## What you have to do
Check each line of the listing below for the string "仰视读数", and give only how many lines hold it.

## Provided records
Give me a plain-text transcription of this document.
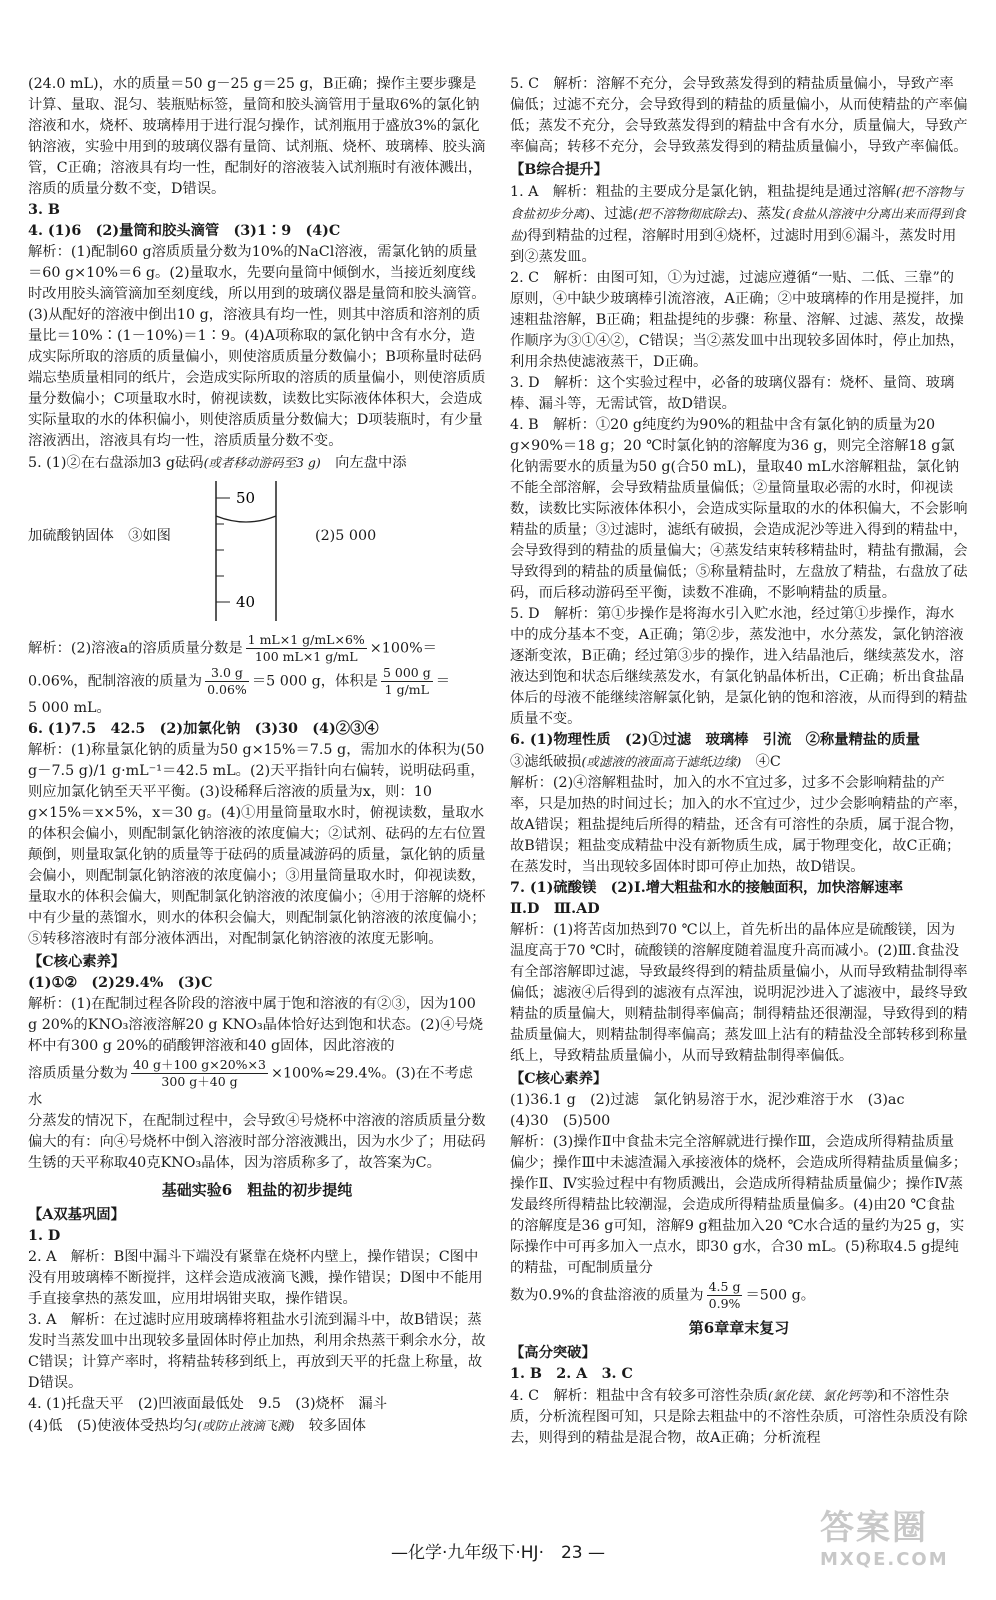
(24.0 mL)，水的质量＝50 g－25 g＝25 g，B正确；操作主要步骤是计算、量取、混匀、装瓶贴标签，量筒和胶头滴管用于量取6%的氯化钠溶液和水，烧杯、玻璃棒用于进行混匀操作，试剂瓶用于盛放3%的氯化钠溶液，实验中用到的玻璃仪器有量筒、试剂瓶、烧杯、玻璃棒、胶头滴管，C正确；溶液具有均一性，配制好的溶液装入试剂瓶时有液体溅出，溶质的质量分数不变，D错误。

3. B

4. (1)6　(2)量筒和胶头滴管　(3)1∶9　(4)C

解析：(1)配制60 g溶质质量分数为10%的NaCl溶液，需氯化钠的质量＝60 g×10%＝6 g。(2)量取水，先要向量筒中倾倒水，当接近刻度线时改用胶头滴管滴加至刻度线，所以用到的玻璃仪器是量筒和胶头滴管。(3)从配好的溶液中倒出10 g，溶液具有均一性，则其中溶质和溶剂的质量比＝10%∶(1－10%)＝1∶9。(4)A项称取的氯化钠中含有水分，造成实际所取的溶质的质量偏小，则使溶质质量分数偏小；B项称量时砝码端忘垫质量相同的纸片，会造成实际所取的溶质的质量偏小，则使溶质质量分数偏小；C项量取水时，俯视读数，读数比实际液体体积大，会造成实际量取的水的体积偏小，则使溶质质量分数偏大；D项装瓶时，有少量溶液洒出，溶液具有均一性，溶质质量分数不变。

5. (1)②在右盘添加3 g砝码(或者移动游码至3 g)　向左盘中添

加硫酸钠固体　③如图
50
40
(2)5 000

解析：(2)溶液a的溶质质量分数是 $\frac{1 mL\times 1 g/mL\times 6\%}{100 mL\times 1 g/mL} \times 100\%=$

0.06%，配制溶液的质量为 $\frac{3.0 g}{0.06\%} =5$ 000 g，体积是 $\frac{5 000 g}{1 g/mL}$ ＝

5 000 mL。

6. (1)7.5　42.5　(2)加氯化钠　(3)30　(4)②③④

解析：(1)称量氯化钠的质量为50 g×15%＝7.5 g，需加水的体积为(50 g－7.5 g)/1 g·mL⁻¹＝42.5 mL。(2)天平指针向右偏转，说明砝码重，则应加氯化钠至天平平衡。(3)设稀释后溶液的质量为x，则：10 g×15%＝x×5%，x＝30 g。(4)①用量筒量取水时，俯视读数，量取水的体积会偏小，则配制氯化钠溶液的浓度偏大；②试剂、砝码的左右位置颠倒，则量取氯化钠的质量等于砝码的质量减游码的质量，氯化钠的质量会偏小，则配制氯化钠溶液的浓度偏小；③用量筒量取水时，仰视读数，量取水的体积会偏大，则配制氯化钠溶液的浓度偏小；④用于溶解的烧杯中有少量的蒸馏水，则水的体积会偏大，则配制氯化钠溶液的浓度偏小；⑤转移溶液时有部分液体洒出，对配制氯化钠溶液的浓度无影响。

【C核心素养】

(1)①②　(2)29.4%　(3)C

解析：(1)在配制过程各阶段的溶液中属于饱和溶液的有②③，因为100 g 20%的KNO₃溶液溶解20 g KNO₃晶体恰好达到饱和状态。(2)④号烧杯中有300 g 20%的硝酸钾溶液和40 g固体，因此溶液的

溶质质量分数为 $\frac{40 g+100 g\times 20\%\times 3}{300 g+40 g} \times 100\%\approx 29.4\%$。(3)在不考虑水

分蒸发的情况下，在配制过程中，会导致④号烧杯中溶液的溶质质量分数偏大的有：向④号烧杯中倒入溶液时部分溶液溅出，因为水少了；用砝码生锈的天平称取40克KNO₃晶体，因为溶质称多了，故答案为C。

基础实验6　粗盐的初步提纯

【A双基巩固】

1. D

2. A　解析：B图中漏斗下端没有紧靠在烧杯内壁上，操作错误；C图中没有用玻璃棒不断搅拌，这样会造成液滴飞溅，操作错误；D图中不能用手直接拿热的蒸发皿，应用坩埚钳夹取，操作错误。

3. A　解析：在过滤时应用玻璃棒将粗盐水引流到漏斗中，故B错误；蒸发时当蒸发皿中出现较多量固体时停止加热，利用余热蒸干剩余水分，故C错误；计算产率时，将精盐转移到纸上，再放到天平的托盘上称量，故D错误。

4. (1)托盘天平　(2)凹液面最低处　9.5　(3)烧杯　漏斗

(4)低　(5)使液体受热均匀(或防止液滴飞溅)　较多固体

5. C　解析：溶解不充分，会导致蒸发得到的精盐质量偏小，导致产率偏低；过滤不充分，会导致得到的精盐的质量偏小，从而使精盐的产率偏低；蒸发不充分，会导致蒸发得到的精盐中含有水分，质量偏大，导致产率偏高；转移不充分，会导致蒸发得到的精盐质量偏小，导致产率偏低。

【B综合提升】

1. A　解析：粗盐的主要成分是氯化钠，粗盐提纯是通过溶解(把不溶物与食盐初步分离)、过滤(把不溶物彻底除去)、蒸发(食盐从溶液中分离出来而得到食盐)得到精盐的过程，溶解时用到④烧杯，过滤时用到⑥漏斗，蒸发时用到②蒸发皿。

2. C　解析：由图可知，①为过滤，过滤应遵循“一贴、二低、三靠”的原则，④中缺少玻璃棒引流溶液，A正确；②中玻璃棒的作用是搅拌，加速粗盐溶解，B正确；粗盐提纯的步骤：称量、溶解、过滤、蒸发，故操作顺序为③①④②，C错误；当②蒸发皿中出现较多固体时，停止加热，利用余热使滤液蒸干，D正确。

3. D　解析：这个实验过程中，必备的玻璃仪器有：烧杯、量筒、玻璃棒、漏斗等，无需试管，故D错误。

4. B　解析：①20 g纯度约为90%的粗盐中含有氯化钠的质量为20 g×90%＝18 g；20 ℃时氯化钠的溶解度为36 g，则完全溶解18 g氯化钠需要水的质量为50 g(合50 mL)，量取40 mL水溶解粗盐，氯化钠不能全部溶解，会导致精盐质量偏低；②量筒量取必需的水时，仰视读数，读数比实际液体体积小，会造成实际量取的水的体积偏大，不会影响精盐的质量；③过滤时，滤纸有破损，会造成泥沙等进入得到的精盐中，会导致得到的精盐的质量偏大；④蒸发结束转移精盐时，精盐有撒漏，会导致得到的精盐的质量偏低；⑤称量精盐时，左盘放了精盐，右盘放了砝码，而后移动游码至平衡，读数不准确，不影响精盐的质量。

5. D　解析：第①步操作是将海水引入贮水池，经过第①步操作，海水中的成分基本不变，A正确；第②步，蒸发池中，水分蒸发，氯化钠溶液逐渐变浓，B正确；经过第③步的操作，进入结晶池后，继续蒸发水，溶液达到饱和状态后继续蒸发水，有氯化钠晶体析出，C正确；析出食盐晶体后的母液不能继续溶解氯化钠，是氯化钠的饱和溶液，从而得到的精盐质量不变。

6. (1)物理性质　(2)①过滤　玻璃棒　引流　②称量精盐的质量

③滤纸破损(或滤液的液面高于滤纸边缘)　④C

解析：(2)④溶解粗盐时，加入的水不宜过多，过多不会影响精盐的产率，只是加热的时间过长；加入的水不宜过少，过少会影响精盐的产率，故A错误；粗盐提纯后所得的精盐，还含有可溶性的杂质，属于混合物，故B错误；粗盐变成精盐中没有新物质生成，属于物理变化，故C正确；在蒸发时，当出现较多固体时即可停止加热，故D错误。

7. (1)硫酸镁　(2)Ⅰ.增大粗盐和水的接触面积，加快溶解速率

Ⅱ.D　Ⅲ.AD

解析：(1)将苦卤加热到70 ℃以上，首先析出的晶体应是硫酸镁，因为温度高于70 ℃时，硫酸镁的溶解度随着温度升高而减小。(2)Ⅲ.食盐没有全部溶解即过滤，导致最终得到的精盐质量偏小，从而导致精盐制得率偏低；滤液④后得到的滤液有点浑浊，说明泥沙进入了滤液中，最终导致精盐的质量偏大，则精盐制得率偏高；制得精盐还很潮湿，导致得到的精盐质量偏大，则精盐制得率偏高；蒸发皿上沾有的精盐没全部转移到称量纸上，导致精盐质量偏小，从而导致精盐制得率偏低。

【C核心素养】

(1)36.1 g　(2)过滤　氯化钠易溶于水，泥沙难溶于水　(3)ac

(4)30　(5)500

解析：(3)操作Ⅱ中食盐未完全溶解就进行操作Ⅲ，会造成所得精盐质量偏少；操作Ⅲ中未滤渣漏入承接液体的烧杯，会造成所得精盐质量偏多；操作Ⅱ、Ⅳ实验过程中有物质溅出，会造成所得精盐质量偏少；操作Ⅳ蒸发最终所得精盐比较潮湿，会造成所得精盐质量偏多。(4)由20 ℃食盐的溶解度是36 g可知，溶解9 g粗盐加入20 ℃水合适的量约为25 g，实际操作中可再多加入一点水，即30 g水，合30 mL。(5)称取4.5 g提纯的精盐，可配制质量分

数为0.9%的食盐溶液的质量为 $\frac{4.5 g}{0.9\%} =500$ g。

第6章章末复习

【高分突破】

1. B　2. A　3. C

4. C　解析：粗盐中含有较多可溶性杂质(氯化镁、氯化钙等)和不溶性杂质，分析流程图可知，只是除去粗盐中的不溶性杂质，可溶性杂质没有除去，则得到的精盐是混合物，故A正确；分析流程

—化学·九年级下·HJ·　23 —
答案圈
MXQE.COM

## Task solution
2